▶ [SET EXERCISE] Each entry must be reproduced precisely as it stands.

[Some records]

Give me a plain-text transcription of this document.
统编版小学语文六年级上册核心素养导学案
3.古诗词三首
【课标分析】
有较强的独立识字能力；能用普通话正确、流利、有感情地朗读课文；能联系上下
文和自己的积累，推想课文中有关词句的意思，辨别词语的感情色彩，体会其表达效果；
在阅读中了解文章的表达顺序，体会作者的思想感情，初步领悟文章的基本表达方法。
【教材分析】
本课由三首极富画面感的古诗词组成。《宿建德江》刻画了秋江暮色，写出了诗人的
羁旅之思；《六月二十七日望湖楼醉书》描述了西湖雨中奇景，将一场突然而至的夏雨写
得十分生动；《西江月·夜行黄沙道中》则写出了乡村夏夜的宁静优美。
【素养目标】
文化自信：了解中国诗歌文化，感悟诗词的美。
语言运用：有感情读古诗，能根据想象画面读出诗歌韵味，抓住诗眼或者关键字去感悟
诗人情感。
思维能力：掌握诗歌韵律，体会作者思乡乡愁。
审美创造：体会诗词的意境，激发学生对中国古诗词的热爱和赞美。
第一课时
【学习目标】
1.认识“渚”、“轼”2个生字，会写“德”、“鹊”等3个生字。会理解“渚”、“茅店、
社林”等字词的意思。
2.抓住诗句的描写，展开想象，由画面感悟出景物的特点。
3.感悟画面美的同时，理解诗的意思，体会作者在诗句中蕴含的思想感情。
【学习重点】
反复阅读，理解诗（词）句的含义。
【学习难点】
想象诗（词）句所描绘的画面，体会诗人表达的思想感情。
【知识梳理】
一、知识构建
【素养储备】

▶ [REPLY TO THE EXERCISE]
Give me a plain-text transcription of this document.
统编版小学语文六年级上册核心素养导学案
3.古诗词三首
【课标分析】
有较强的独立识字能力；能用普通话正确、流利、有感情地朗读课文；能联系上下
文和自己的积累，推想课文中有关词句的意思，辨别词语的感情色彩，体会其表达效果；
在阅读中了解文章的表达顺序，体会作者的思想感情，初步领悟文章的基本表达方法。
【教材分析】
本课由三首极富画面感的古诗词组成。《宿建德江》刻画了秋江暮色，写出了诗人的
羁旅之思；《六月二十七日望湖楼醉书》描述了西湖雨中奇景，将一场突然而至的夏雨写
得十分生动；《西江月·夜行黄沙道中》则写出了乡村夏夜的宁静优美。
【素养目标】
文化自信：了解中国诗歌文化，感悟诗词的美。
语言运用：有感情读古诗，能根据想象画面读出诗歌韵味，抓住诗眼或者关键字去感悟
诗人情感。
思维能力：掌握诗歌韵律，体会作者思乡乡愁。
审美创造：体会诗词的意境，激发学生对中国古诗词的热爱和赞美。
第一课时
【学习目标】
1.认识“渚”、“轼”2个生字，会写“德”、“鹊”等3个生字。会理解“渚”、“茅店、
社林”等字词的意思。
2.抓住诗句的描写，展开想象，由画面感悟出景物的特点。
3.感悟画面美的同时，理解诗的意思，体会作者在诗句中蕴含的思想感情。
【学习重点】
反复阅读，理解诗（词）句的含义。
【学习难点】
想象诗（词）句所描绘的画面，体会诗人表达的思想感情。
【知识梳理】
一、知识构建
【素养储备】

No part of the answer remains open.